Available records:
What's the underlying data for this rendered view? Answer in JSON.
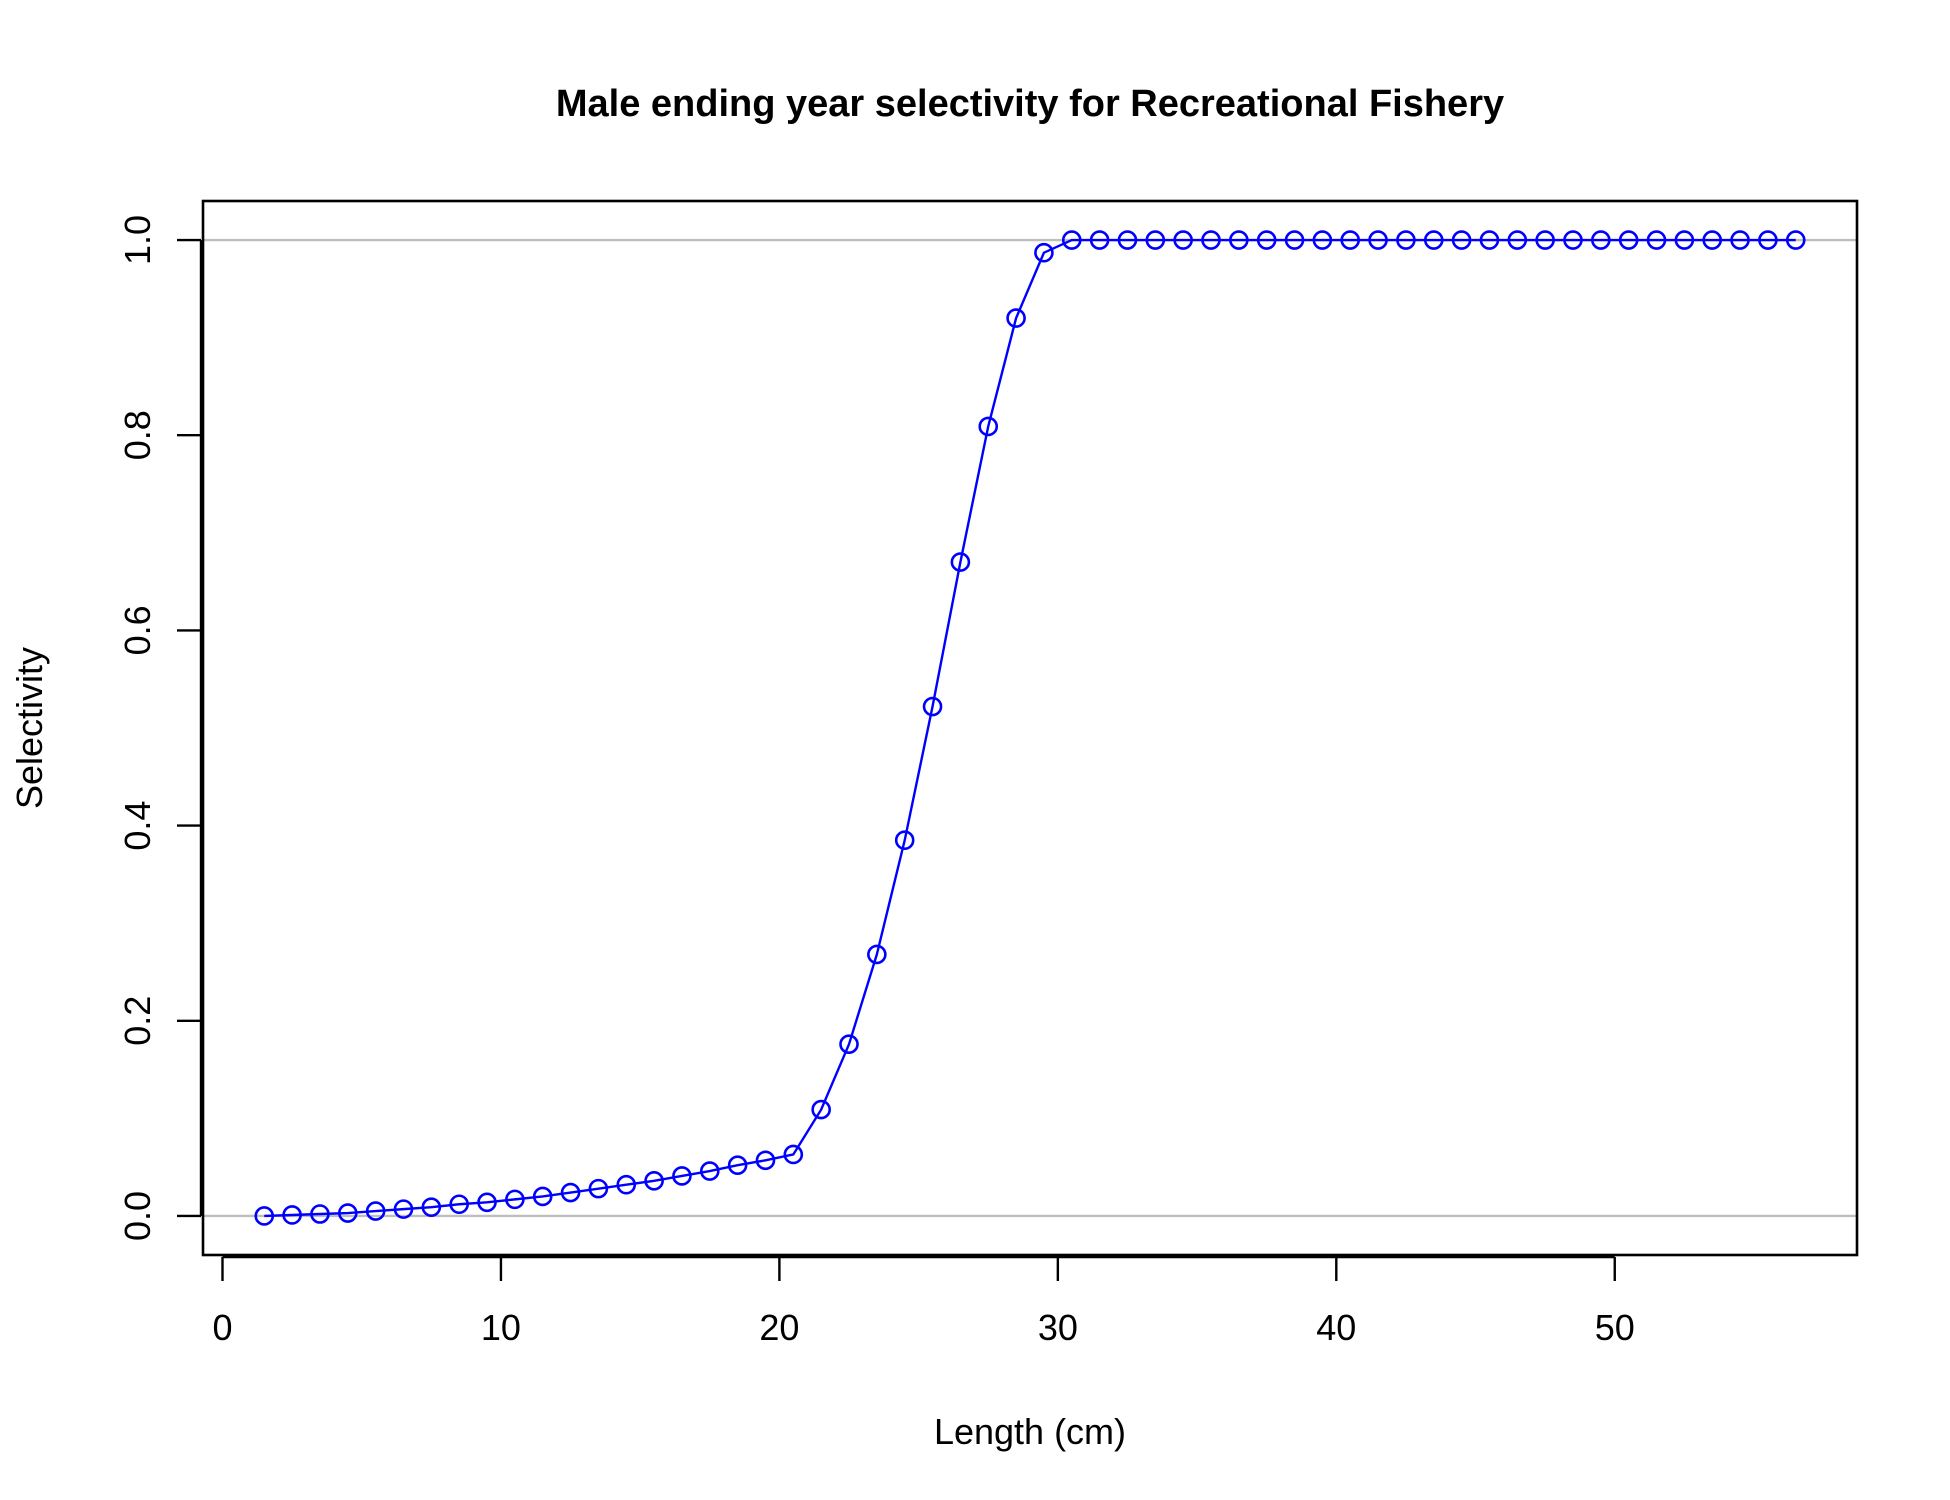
{
  "chart_data": {
    "type": "line",
    "title": "Male ending year selectivity for Recreational Fishery",
    "xlabel": "Length (cm)",
    "ylabel": "Selectivity",
    "xlim": [
      -0.7,
      58.7
    ],
    "ylim": [
      -0.04,
      1.04
    ],
    "xticks": [
      0,
      10,
      20,
      30,
      40,
      50
    ],
    "yticks": [
      0.0,
      0.2,
      0.4,
      0.6,
      0.8,
      1.0
    ],
    "xtick_labels": [
      "0",
      "10",
      "20",
      "30",
      "40",
      "50"
    ],
    "ytick_labels": [
      "0.0",
      "0.2",
      "0.4",
      "0.6",
      "0.8",
      "1.0"
    ],
    "reference_lines_y": [
      0,
      1
    ],
    "series_color": "#0000ff",
    "reference_line_color": "#bebebe",
    "grid": false,
    "legend": "none",
    "x": [
      1.5,
      2.5,
      3.5,
      4.5,
      5.5,
      6.5,
      7.5,
      8.5,
      9.5,
      10.5,
      11.5,
      12.5,
      13.5,
      14.5,
      15.5,
      16.5,
      17.5,
      18.5,
      19.5,
      20.5,
      21.5,
      22.5,
      23.5,
      24.5,
      25.5,
      26.5,
      27.5,
      28.5,
      29.5,
      30.5,
      31.5,
      32.5,
      33.5,
      34.5,
      35.5,
      36.5,
      37.5,
      38.5,
      39.5,
      40.5,
      41.5,
      42.5,
      43.5,
      44.5,
      45.5,
      46.5,
      47.5,
      48.5,
      49.5,
      50.5,
      51.5,
      52.5,
      53.5,
      54.5,
      55.5,
      56.5
    ],
    "y": [
      0.0,
      0.001,
      0.002,
      0.003,
      0.005,
      0.007,
      0.009,
      0.012,
      0.014,
      0.017,
      0.02,
      0.024,
      0.028,
      0.032,
      0.036,
      0.041,
      0.046,
      0.052,
      0.057,
      0.063,
      0.109,
      0.176,
      0.268,
      0.385,
      0.522,
      0.67,
      0.809,
      0.92,
      0.987,
      1.0,
      1.0,
      1.0,
      1.0,
      1.0,
      1.0,
      1.0,
      1.0,
      1.0,
      1.0,
      1.0,
      1.0,
      1.0,
      1.0,
      1.0,
      1.0,
      1.0,
      1.0,
      1.0,
      1.0,
      1.0,
      1.0,
      1.0,
      1.0,
      1.0,
      1.0,
      1.0
    ]
  }
}
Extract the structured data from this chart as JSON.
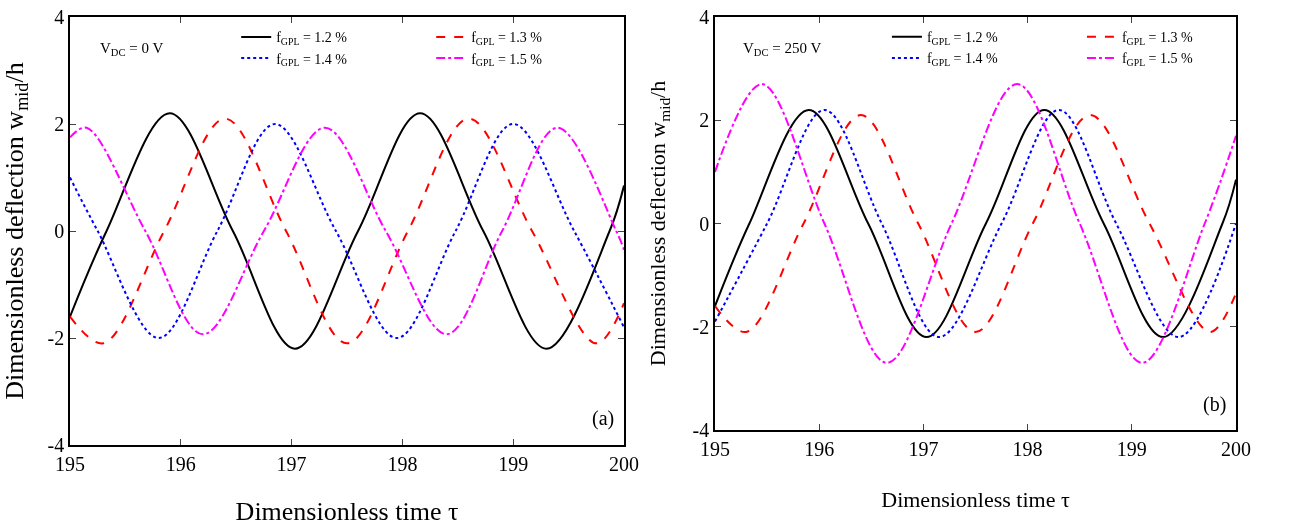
{
  "chart_data": [
    {
      "type": "line",
      "xlabel": "Dimensionless time τ",
      "ylabel": "Dimensionless deflection w$_{mid}$/h",
      "xlim": [
        195,
        200
      ],
      "xticks": [
        195,
        196,
        197,
        198,
        199,
        200
      ],
      "ylim": [
        -4,
        4
      ],
      "yticks": [
        -4,
        -2,
        0,
        2,
        4
      ],
      "grid": false,
      "legend": "top",
      "annotations": [
        "V$_{DC}$ = 0 V",
        "(a)"
      ],
      "series": [
        {
          "name": "f$_{GPL}$ = 1.2 %",
          "color": "#000000",
          "line_style": "solid",
          "x": [
            195,
            195.33,
            195.9,
            196.47,
            197.03,
            197.6,
            198.16,
            198.73,
            199.3,
            199.87,
            200
          ],
          "values": [
            -1.6,
            0,
            2.2,
            0,
            -2.2,
            0,
            2.2,
            0,
            -2.2,
            0,
            0.85
          ]
        },
        {
          "name": "f$_{GPL}$ = 1.3 %",
          "color": "#ff0000",
          "line_style": "dashed",
          "x": [
            195,
            195.3,
            195.85,
            196.4,
            196.95,
            197.5,
            198.05,
            198.6,
            199.17,
            199.75,
            200
          ],
          "values": [
            -1.6,
            -2.1,
            0,
            2.1,
            0,
            -2.1,
            0,
            2.1,
            0,
            -2.1,
            -1.35
          ]
        },
        {
          "name": "f$_{GPL}$ = 1.4 %",
          "color": "#0000ff",
          "line_style": "dotted",
          "x": [
            195,
            195.25,
            195.8,
            196.33,
            196.85,
            197.4,
            197.95,
            198.48,
            199,
            199.55,
            200
          ],
          "values": [
            1,
            0,
            -2,
            0,
            2,
            0,
            -2,
            0,
            2,
            0,
            -1.8
          ]
        },
        {
          "name": "f$_{GPL}$ = 1.5 %",
          "color": "#ff00ff",
          "line_style": "dashdot",
          "x": [
            195,
            195.15,
            195.68,
            196.2,
            196.75,
            197.3,
            197.85,
            198.4,
            198.9,
            199.4,
            199.93,
            200
          ],
          "values": [
            1.75,
            1.93,
            0,
            -1.93,
            0,
            1.93,
            0,
            -1.93,
            0,
            1.93,
            0,
            -0.35
          ]
        }
      ]
    },
    {
      "type": "line",
      "xlabel": "Dimensionless time τ",
      "ylabel": "Dimensionless deflection w$_{mid}$/h",
      "xlim": [
        195,
        200
      ],
      "xticks": [
        195,
        196,
        197,
        198,
        199,
        200
      ],
      "ylim": [
        -4,
        4
      ],
      "yticks": [
        -4,
        -2,
        0,
        2,
        4
      ],
      "grid": false,
      "legend": "top",
      "annotations": [
        "V$_{DC}$ = 250 V",
        "(b)"
      ],
      "series": [
        {
          "name": "f$_{GPL}$ = 1.2 %",
          "color": "#000000",
          "line_style": "solid",
          "x": [
            195,
            195.33,
            195.9,
            196.47,
            197.03,
            197.6,
            198.16,
            198.73,
            199.3,
            199.87,
            200
          ],
          "values": [
            -1.6,
            0,
            2.2,
            0,
            -2.2,
            0,
            2.2,
            0,
            -2.2,
            0,
            0.85
          ]
        },
        {
          "name": "f$_{GPL}$ = 1.3 %",
          "color": "#ff0000",
          "line_style": "dashed",
          "x": [
            195,
            195.3,
            195.85,
            196.4,
            196.95,
            197.5,
            198.05,
            198.6,
            199.17,
            199.75,
            200
          ],
          "values": [
            -1.6,
            -2.1,
            0,
            2.1,
            0,
            -2.1,
            0,
            2.1,
            0,
            -2.1,
            -1.35
          ]
        },
        {
          "name": "f$_{GPL}$ = 1.4 %",
          "color": "#0000ff",
          "line_style": "dotted",
          "x": [
            195,
            195.5,
            196.05,
            196.6,
            197.15,
            197.75,
            198.3,
            198.85,
            199.45,
            200
          ],
          "values": [
            -1.9,
            0,
            2.2,
            0,
            -2.2,
            0,
            2.2,
            0,
            -2.2,
            0
          ]
        },
        {
          "name": "f$_{GPL}$ = 1.5 %",
          "color": "#ff00ff",
          "line_style": "dashdot",
          "x": [
            195,
            195.45,
            196.05,
            196.65,
            197.27,
            197.9,
            198.5,
            199.1,
            199.7,
            200
          ],
          "values": [
            1,
            2.7,
            0,
            -2.7,
            0,
            2.7,
            0,
            -2.7,
            0,
            1.7
          ]
        }
      ]
    }
  ]
}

Goal of the exercise: Do not include the images; transcribe the rest of the listing exactly.

Exercise result:
What's the underlying data for this rendered view? Answer in JSON.
{
  "chart_data": {
    "type": "line",
    "title": "Male ending year selectivity for Recreational Fishery",
    "xlabel": "Length (cm)",
    "ylabel": "Selectivity",
    "xlim": [
      -0.7,
      58.7
    ],
    "ylim": [
      -0.04,
      1.04
    ],
    "xticks": [
      0,
      10,
      20,
      30,
      40,
      50
    ],
    "yticks": [
      0.0,
      0.2,
      0.4,
      0.6,
      0.8,
      1.0
    ],
    "xtick_labels": [
      "0",
      "10",
      "20",
      "30",
      "40",
      "50"
    ],
    "ytick_labels": [
      "0.0",
      "0.2",
      "0.4",
      "0.6",
      "0.8",
      "1.0"
    ],
    "reference_lines_y": [
      0,
      1
    ],
    "series_color": "#0000ff",
    "reference_line_color": "#bebebe",
    "grid": false,
    "legend": "none",
    "x": [
      1.5,
      2.5,
      3.5,
      4.5,
      5.5,
      6.5,
      7.5,
      8.5,
      9.5,
      10.5,
      11.5,
      12.5,
      13.5,
      14.5,
      15.5,
      16.5,
      17.5,
      18.5,
      19.5,
      20.5,
      21.5,
      22.5,
      23.5,
      24.5,
      25.5,
      26.5,
      27.5,
      28.5,
      29.5,
      30.5,
      31.5,
      32.5,
      33.5,
      34.5,
      35.5,
      36.5,
      37.5,
      38.5,
      39.5,
      40.5,
      41.5,
      42.5,
      43.5,
      44.5,
      45.5,
      46.5,
      47.5,
      48.5,
      49.5,
      50.5,
      51.5,
      52.5,
      53.5,
      54.5,
      55.5,
      56.5
    ],
    "y": [
      0.0,
      0.001,
      0.002,
      0.003,
      0.005,
      0.007,
      0.009,
      0.012,
      0.014,
      0.017,
      0.02,
      0.024,
      0.028,
      0.032,
      0.036,
      0.041,
      0.046,
      0.052,
      0.057,
      0.063,
      0.109,
      0.176,
      0.268,
      0.385,
      0.522,
      0.67,
      0.809,
      0.92,
      0.987,
      1.0,
      1.0,
      1.0,
      1.0,
      1.0,
      1.0,
      1.0,
      1.0,
      1.0,
      1.0,
      1.0,
      1.0,
      1.0,
      1.0,
      1.0,
      1.0,
      1.0,
      1.0,
      1.0,
      1.0,
      1.0,
      1.0,
      1.0,
      1.0,
      1.0,
      1.0,
      1.0
    ]
  }
}
Extract the structured data from this chart as JSON.
{
  "chart_data": [
    {
      "type": "line",
      "xlabel": "Dimensionless time τ",
      "ylabel": "Dimensionless deflection w$_{mid}$/h",
      "xlim": [
        195,
        200
      ],
      "xticks": [
        195,
        196,
        197,
        198,
        199,
        200
      ],
      "ylim": [
        -4,
        4
      ],
      "yticks": [
        -4,
        -2,
        0,
        2,
        4
      ],
      "grid": false,
      "legend": "top",
      "annotations": [
        "V$_{DC}$ = 0 V",
        "(a)"
      ],
      "series": [
        {
          "name": "f$_{GPL}$ = 1.2 %",
          "color": "#000000",
          "line_style": "solid",
          "x": [
            195,
            195.33,
            195.9,
            196.47,
            197.03,
            197.6,
            198.16,
            198.73,
            199.3,
            199.87,
            200
          ],
          "values": [
            -1.6,
            0,
            2.2,
            0,
            -2.2,
            0,
            2.2,
            0,
            -2.2,
            0,
            0.85
          ]
        },
        {
          "name": "f$_{GPL}$ = 1.3 %",
          "color": "#ff0000",
          "line_style": "dashed",
          "x": [
            195,
            195.3,
            195.85,
            196.4,
            196.95,
            197.5,
            198.05,
            198.6,
            199.17,
            199.75,
            200
          ],
          "values": [
            -1.6,
            -2.1,
            0,
            2.1,
            0,
            -2.1,
            0,
            2.1,
            0,
            -2.1,
            -1.35
          ]
        },
        {
          "name": "f$_{GPL}$ = 1.4 %",
          "color": "#0000ff",
          "line_style": "dotted",
          "x": [
            195,
            195.25,
            195.8,
            196.33,
            196.85,
            197.4,
            197.95,
            198.48,
            199,
            199.55,
            200
          ],
          "values": [
            1,
            0,
            -2,
            0,
            2,
            0,
            -2,
            0,
            2,
            0,
            -1.8
          ]
        },
        {
          "name": "f$_{GPL}$ = 1.5 %",
          "color": "#ff00ff",
          "line_style": "dashdot",
          "x": [
            195,
            195.15,
            195.68,
            196.2,
            196.75,
            197.3,
            197.85,
            198.4,
            198.9,
            199.4,
            199.93,
            200
          ],
          "values": [
            1.75,
            1.93,
            0,
            -1.93,
            0,
            1.93,
            0,
            -1.93,
            0,
            1.93,
            0,
            -0.35
          ]
        }
      ]
    },
    {
      "type": "line",
      "xlabel": "Dimensionless time τ",
      "ylabel": "Dimensionless deflection w$_{mid}$/h",
      "xlim": [
        195,
        200
      ],
      "xticks": [
        195,
        196,
        197,
        198,
        199,
        200
      ],
      "ylim": [
        -4,
        4
      ],
      "yticks": [
        -4,
        -2,
        0,
        2,
        4
      ],
      "grid": false,
      "legend": "top",
      "annotations": [
        "V$_{DC}$ = 250 V",
        "(b)"
      ],
      "series": [
        {
          "name": "f$_{GPL}$ = 1.2 %",
          "color": "#000000",
          "line_style": "solid",
          "x": [
            195,
            195.33,
            195.9,
            196.47,
            197.03,
            197.6,
            198.16,
            198.73,
            199.3,
            199.87,
            200
          ],
          "values": [
            -1.6,
            0,
            2.2,
            0,
            -2.2,
            0,
            2.2,
            0,
            -2.2,
            0,
            0.85
          ]
        },
        {
          "name": "f$_{GPL}$ = 1.3 %",
          "color": "#ff0000",
          "line_style": "dashed",
          "x": [
            195,
            195.3,
            195.85,
            196.4,
            196.95,
            197.5,
            198.05,
            198.6,
            199.17,
            199.75,
            200
          ],
          "values": [
            -1.6,
            -2.1,
            0,
            2.1,
            0,
            -2.1,
            0,
            2.1,
            0,
            -2.1,
            -1.35
          ]
        },
        {
          "name": "f$_{GPL}$ = 1.4 %",
          "color": "#0000ff",
          "line_style": "dotted",
          "x": [
            195,
            195.5,
            196.05,
            196.6,
            197.15,
            197.75,
            198.3,
            198.85,
            199.45,
            200
          ],
          "values": [
            -1.9,
            0,
            2.2,
            0,
            -2.2,
            0,
            2.2,
            0,
            -2.2,
            0
          ]
        },
        {
          "name": "f$_{GPL}$ = 1.5 %",
          "color": "#ff00ff",
          "line_style": "dashdot",
          "x": [
            195,
            195.45,
            196.05,
            196.65,
            197.27,
            197.9,
            198.5,
            199.1,
            199.7,
            200
          ],
          "values": [
            1,
            2.7,
            0,
            -2.7,
            0,
            2.7,
            0,
            -2.7,
            0,
            1.7
          ]
        }
      ]
    }
  ]
}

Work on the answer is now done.